• [課題 1]: 記録の最初の行から始め、「list-item: [321, 739, 1011, 979]」を含む行で終えて、その範囲を一字一句そのまま書き写すこと。両端の行も含める。

• [読解用抜粋]:
▬▬▬▬▬▬▬▬▬▬

(58)【調査した分野】(Int.Cl.,DB名)
PBB(Provider Backbone Bridges)網の境界に設けられ、非カプセル化フレームを通信する下位ポートと、カプセル化フレームを通信する上位ポートとを備え、第1のスイッチ装置および第2のスイッチ装置を含む複数のスイッチ装置と、
前記第2のスイッチ装置の前記下位ポートに接続され、当該下位ポートから送信される前記非カプセル化フレームを分析する分析装置と、
を有する中継システムであって、
前記第1のスイッチ装置は、前記下位ポートで受信した前記非カプセル化フレームをコピーし、当該コピーされたフレームをPBBヘッダでカプセル化することで第1のカプセル化ミラーフレームを生成し、前記第1のカプセル化ミラーフレームを前記上位ポートから前記第2のスイッチ装置に向けて送信し、前記下位ポートから送信される前記非カプセル化フレームをコピーし、当該コピーされたフレームをPBBヘッダでカプセル化することで第2のカプセル化ミラーフレームを生成し、前記第2のカプセル化ミラーフレームを前記上位ポートから前記第2のスイッチ装置に向けて送信するミラー生成部を有し、
前記第1のカプセル化ミラーフレームの前記PBBヘッダは、第1の値が格納されるサービスインスタンス識別子を含み、
前記第2のカプセル化ミラーフレームの前記PBBヘッダは、前記第1の値とは異なる第2の値が格納されるサービスインスタンス識別子を含み、
前記第2のスイッチ装置は、前記下位ポートとなる第1の下位ポートおよび第2の下位ポートを備え、前記サービスインスタンス識別子と前記下位ポートとの対応関係を保持し、
前記分析装置は、前記第1の下位ポートと前記第2の下位ポートにそれぞれ接続され、
前記第2のスイッチ装置は、前記第1のカプセル化ミラーフレームを受信した場合、当該フレームをデカプセル化することで第1の非カプセル化ミラーフレームを生成し、当該生成したフレームを前記第1の値に対応する前記第1の下位ポートから送信し、前記第2のカプセル化ミラーフレームを受信した場合、当該フレームをデカプセル化することで第2の非カプセル化ミラーフレームを生成し、当該生成したフレームを前記第2の値に対応する前記第2の下位ポートから送信する、
中継システム。
【発明を実施するための形態】
【0014】
以下の実施の形態においては便宜上その必要があるときは、複数のセクションまたは実施の形態に分割して説明するが、特に明示した場合を除き、それらは互いに無関係なものではなく、一方は他方の一部または全部の変形例、詳細、補足説明等の関係にある。また、以下の実施の形態において、要素の数等(個数、数値、量、範囲等を含む)に言及する場合、特に明示した場合および原理的に明らかに特定の数に限定される場合等を除き、その特定の数に限定されるものではなく、特定の数以上でも以下でも良い。

▬▬▬▬▬▬▬▬▬▬

• [提供記録]:
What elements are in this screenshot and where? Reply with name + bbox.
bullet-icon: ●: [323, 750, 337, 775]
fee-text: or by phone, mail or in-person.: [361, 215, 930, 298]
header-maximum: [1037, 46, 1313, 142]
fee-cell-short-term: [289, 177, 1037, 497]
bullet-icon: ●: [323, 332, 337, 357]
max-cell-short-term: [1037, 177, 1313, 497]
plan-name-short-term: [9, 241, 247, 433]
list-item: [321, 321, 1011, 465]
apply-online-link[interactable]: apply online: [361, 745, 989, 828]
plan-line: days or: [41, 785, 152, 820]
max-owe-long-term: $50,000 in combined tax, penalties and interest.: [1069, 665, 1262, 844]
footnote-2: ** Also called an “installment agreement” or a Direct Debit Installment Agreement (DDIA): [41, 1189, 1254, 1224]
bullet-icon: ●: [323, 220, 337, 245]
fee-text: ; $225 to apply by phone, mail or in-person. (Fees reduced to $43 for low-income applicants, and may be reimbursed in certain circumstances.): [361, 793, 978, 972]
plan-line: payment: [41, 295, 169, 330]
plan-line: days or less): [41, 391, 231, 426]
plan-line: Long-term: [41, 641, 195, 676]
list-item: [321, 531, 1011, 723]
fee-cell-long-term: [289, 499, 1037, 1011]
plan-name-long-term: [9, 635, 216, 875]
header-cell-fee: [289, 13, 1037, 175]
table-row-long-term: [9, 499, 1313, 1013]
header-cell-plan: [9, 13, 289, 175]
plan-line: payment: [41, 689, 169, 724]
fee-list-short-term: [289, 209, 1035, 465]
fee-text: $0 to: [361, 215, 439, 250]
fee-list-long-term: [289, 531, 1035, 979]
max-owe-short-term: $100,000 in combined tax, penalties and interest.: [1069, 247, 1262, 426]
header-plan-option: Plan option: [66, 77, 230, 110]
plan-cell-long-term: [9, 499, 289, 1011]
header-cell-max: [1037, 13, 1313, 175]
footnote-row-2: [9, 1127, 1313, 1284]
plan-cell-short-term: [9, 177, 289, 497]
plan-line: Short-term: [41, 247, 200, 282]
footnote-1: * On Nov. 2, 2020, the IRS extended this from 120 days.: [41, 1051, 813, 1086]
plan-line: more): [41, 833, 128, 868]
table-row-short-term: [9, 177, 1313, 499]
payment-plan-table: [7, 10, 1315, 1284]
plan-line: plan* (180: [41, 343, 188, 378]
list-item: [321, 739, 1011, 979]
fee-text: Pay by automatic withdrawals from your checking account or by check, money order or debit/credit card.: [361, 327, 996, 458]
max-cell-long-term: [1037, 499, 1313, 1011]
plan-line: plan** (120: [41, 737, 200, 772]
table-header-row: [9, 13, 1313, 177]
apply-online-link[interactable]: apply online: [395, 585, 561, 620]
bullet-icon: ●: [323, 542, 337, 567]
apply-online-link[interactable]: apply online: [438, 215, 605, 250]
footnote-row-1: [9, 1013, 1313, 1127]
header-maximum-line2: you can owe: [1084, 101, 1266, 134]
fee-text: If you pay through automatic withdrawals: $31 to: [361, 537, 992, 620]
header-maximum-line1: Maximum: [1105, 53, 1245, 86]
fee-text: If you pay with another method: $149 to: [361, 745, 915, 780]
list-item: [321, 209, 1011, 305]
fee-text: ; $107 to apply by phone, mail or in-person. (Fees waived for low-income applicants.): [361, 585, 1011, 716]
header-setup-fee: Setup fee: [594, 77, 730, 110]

▬▬▬▬▬▬▬▬▬▬

• [課題 2]: PBB網の中継システムについての文章を、示された最後の文の後から書き継ぐこと。

• [解答結果 1]:
What elements are in this screenshot and where? Reply with name + bbox.
bullet-icon: ●: [323, 750, 337, 775]
fee-text: or by phone, mail or in-person.: [361, 215, 930, 298]
header-maximum: [1037, 46, 1313, 142]
fee-cell-short-term: [289, 177, 1037, 497]
bullet-icon: ●: [323, 332, 337, 357]
max-cell-short-term: [1037, 177, 1313, 497]
plan-name-short-term: [9, 241, 247, 433]
list-item: [321, 321, 1011, 465]
apply-online-link[interactable]: apply online: [361, 745, 989, 828]
plan-line: days or: [41, 785, 152, 820]
max-owe-long-term: $50,000 in combined tax, penalties and interest.: [1069, 665, 1262, 844]
footnote-2: ** Also called an “installment agreement” or a Direct Debit Installment Agreement (DDIA): [41, 1189, 1254, 1224]
bullet-icon: ●: [323, 220, 337, 245]
fee-text: ; $225 to apply by phone, mail or in-person. (Fees reduced to $43 for low-income applicants, and may be reimbursed in certain circumstances.): [361, 793, 978, 972]
plan-line: payment: [41, 295, 169, 330]
plan-line: days or less): [41, 391, 231, 426]
plan-line: Long-term: [41, 641, 195, 676]
list-item: [321, 531, 1011, 723]
fee-cell-long-term: [289, 499, 1037, 1011]
plan-name-long-term: [9, 635, 216, 875]
header-cell-fee: [289, 13, 1037, 175]
table-row-long-term: [9, 499, 1313, 1013]
header-cell-plan: [9, 13, 289, 175]
plan-line: payment: [41, 689, 169, 724]
fee-list-short-term: [289, 209, 1035, 465]
fee-text: $0 to: [361, 215, 439, 250]
fee-list-long-term: [289, 531, 1035, 979]
max-owe-short-term: $100,000 in combined tax, penalties and interest.: [1069, 247, 1262, 426]
header-plan-option: Plan option: [66, 77, 230, 110]
plan-cell-long-term: [9, 499, 289, 1011]
header-cell-max: [1037, 13, 1313, 175]
footnote-row-2: [9, 1127, 1313, 1284]
plan-cell-short-term: [9, 177, 289, 497]
plan-line: Short-term: [41, 247, 200, 282]
footnote-1: * On Nov. 2, 2020, the IRS extended this from 120 days.: [41, 1051, 813, 1086]
plan-line: more): [41, 833, 128, 868]
table-row-short-term: [9, 177, 1313, 499]
payment-plan-table: [7, 10, 1315, 1284]
plan-line: plan* (180: [41, 343, 188, 378]
list-item: [321, 739, 1011, 979]

• [解答結果 2]:
【0015】
さらに、以下の実施の形態において、その構成要素(要素ステップ等も含む)は、特に明示した場合および原理的に明らかに必須であると考えられる場合等を除き、必ずしも必須のものではないことは言うまでもない。同様に、以下の実施の形態において、構成要素等の形状、位置関係等に言及するときは、特に明示した場合および原理的に明らかにそうでないと考えられる場合等を除き、実質的にその形状等に近似または類似するもの等を含むものとする。このことは、上記数値および範囲についても同様である。
【0016】
以下、本発明の実施の形態を図面に基づいて詳細に説明する。なお、実施の形態を説明するための全図において、同一の部材には原則として同一の符号を付し、その繰り返しの説明は省略する。
【0017】
(実施の形態1)
《中継システムの概略構成および通常のフレーム中継動作》
図1は、本発明の実施の形態1による中継システムの構成例および動作例を示す概略図である。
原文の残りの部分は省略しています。